**Records provided:**
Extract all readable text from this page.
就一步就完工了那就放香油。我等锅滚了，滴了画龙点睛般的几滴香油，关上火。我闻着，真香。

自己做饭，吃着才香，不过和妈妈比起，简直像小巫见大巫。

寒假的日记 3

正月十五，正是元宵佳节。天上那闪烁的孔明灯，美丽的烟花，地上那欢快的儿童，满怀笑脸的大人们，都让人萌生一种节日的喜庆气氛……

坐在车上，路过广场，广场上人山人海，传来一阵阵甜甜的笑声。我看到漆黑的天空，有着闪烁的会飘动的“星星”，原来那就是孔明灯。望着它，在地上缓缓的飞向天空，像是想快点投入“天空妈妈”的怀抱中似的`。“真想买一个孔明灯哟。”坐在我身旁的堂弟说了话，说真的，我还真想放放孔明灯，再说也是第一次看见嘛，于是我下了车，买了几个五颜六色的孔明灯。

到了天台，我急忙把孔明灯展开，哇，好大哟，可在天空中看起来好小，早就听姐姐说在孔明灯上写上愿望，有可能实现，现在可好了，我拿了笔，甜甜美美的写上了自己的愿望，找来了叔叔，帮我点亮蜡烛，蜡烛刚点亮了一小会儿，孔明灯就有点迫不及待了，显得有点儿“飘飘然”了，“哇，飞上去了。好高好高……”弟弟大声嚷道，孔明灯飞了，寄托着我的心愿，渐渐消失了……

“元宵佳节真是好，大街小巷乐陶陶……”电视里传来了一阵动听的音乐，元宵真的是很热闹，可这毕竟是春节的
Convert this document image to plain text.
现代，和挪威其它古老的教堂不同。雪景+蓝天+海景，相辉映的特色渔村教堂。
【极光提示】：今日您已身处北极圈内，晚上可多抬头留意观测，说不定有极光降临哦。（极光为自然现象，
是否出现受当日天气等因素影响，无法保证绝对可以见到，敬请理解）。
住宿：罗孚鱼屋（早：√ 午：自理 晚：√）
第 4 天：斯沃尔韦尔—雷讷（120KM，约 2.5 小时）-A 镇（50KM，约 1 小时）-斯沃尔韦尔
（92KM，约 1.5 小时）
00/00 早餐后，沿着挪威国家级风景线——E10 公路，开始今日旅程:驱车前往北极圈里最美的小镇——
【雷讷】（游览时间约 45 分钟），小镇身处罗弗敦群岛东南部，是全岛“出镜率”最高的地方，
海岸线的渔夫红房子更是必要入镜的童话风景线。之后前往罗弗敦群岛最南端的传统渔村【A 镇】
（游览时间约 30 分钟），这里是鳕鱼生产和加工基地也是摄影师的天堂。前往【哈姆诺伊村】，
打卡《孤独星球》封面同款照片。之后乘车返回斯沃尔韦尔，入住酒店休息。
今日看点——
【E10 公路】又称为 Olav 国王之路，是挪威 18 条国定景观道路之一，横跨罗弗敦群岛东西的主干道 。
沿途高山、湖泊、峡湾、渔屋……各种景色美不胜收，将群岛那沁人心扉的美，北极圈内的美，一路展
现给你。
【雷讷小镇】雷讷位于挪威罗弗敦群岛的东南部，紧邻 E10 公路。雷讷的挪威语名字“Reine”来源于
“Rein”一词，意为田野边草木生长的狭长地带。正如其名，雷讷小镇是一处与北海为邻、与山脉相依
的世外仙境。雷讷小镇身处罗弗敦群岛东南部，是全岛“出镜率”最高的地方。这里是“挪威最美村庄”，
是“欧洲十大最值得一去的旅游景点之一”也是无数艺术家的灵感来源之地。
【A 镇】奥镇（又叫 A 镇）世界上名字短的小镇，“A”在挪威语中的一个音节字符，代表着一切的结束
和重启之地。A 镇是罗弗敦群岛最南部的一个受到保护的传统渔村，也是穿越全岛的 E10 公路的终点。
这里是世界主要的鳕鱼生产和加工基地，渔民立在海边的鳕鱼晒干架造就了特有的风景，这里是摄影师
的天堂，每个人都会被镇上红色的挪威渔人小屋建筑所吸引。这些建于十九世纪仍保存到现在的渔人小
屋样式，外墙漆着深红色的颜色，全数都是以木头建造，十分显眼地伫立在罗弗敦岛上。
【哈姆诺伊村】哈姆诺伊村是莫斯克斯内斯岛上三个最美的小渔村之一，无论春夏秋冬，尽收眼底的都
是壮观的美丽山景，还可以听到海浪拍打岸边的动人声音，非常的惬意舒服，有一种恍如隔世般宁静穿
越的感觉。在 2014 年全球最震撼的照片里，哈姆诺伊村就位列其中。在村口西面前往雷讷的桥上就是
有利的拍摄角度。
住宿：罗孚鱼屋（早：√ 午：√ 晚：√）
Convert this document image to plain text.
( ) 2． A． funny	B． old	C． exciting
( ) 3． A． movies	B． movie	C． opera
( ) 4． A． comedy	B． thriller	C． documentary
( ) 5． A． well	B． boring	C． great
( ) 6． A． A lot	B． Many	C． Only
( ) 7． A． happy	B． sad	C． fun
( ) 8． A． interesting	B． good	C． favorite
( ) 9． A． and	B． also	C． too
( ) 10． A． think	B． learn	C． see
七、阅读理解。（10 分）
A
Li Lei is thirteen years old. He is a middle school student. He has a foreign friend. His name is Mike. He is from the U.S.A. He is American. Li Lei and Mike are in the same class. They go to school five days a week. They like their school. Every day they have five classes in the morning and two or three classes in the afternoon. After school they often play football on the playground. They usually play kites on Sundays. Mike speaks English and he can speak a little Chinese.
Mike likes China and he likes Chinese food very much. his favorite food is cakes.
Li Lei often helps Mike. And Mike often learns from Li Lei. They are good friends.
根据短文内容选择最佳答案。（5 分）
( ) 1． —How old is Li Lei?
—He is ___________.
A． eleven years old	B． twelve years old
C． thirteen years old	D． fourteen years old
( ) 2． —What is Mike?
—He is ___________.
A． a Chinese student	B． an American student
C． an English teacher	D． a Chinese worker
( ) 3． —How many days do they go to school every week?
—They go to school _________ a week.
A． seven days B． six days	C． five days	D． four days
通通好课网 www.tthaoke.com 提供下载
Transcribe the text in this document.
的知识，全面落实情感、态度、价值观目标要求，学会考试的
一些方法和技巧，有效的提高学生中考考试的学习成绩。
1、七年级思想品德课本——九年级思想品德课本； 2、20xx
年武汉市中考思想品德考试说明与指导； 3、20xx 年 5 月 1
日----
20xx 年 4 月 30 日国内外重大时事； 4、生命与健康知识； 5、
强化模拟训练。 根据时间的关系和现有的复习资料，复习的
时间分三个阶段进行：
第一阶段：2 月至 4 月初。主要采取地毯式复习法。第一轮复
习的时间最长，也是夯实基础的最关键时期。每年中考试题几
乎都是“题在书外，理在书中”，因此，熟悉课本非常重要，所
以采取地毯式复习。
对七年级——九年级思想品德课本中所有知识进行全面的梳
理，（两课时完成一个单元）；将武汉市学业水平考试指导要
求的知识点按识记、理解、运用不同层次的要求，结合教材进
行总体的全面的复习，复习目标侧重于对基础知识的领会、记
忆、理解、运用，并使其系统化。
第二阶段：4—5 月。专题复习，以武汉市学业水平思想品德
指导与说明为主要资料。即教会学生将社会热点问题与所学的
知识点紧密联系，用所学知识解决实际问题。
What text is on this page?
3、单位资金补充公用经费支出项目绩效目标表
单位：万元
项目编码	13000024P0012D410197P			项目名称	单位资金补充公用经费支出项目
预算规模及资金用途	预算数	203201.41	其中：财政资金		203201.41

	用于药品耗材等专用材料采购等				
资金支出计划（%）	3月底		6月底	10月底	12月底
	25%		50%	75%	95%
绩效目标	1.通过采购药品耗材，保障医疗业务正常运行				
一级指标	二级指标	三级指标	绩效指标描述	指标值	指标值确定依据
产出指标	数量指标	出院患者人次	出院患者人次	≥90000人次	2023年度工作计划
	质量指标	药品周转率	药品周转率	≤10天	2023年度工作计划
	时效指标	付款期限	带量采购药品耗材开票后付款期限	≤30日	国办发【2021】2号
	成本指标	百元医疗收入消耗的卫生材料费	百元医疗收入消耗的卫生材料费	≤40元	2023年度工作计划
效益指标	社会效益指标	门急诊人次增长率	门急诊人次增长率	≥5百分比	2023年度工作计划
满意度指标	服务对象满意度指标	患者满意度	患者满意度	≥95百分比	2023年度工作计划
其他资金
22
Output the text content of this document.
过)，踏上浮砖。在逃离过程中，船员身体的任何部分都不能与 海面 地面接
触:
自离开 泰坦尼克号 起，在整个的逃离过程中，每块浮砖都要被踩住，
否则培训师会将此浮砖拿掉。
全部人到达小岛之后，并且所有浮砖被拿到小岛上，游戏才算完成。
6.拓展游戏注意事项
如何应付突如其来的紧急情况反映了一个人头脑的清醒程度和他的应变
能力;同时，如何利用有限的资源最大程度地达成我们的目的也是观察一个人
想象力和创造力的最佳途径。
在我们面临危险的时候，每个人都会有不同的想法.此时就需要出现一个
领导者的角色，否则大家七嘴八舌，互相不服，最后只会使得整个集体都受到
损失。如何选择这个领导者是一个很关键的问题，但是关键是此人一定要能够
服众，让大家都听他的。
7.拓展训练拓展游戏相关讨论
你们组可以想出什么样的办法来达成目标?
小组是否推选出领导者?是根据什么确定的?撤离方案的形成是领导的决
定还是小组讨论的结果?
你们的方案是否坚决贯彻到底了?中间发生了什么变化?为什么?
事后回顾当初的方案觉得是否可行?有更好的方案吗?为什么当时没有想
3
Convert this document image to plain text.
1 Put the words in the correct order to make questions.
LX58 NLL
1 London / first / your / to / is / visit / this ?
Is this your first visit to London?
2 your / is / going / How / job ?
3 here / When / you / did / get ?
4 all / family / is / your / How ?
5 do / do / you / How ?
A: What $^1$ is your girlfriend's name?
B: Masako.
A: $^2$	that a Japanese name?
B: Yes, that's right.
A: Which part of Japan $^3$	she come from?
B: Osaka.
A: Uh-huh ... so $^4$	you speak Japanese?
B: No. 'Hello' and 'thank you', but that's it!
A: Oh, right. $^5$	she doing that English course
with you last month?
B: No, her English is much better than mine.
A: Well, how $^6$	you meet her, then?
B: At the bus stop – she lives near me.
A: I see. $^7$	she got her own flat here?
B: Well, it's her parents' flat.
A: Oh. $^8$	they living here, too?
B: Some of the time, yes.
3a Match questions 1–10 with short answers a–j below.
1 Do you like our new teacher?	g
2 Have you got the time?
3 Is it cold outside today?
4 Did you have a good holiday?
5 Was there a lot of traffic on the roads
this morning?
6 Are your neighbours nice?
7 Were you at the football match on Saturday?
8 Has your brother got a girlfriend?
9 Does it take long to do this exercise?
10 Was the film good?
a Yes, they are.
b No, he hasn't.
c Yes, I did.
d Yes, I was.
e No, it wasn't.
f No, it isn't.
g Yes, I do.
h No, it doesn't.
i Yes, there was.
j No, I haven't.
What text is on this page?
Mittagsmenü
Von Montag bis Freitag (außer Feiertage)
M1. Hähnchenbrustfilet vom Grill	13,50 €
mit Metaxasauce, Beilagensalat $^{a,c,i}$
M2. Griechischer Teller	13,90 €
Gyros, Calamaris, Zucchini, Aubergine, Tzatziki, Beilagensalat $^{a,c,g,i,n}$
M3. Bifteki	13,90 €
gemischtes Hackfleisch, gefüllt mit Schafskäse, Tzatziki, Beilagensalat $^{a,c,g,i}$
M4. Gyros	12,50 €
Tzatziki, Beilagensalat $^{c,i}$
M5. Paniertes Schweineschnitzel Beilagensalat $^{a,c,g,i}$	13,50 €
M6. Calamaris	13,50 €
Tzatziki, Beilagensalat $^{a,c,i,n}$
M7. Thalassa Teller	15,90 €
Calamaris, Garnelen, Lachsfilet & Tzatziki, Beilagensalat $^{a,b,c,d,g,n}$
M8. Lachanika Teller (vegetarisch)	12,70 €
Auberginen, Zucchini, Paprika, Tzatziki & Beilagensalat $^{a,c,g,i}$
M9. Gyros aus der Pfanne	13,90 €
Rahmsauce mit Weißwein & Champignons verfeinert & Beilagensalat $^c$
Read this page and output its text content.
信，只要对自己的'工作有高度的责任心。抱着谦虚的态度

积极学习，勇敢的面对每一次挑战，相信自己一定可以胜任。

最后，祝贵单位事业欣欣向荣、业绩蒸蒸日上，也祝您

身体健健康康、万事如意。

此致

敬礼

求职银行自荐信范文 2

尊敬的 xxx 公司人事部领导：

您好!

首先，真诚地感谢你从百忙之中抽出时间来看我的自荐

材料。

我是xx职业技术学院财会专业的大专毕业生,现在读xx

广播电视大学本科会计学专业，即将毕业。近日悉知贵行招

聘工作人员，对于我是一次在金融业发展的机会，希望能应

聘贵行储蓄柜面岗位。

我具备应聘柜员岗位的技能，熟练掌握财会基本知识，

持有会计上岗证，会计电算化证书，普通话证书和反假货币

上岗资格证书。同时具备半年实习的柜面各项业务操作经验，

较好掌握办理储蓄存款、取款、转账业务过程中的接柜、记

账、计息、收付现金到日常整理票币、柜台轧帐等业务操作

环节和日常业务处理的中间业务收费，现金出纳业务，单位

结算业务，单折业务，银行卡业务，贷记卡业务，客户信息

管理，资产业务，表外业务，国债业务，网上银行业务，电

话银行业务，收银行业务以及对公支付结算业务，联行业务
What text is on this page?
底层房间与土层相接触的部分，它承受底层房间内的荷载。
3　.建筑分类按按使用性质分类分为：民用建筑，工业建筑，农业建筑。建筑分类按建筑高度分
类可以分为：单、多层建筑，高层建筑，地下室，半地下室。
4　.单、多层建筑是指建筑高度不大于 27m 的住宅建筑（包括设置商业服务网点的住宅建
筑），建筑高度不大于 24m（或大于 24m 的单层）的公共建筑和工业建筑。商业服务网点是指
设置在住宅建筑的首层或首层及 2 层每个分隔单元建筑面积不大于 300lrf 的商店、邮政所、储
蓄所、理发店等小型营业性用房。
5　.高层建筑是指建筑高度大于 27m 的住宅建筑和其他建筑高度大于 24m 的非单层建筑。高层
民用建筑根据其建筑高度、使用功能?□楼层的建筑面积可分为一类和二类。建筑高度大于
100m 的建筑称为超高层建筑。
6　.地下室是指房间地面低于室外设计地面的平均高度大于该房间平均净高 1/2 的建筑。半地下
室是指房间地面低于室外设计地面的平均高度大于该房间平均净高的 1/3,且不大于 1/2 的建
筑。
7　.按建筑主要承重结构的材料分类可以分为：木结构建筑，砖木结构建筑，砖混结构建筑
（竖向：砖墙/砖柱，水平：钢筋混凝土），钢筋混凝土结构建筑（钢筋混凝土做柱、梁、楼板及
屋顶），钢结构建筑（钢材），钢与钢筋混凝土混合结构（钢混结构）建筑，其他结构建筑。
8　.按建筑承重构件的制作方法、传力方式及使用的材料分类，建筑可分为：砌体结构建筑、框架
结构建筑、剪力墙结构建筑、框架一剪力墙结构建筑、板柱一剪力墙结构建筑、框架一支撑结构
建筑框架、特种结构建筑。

**What you should do:** Gather every line containing the word "Zucchini" and copy it.

**Problem solution:**
Gyros, Calamaris, Zucchini, Aubergine, Tzatziki, Beilagensalat $^{a,c,g,i,n}$
Auberginen, Zucchini, Paprika, Tzatziki & Beilagensalat $^{a,c,g,i}$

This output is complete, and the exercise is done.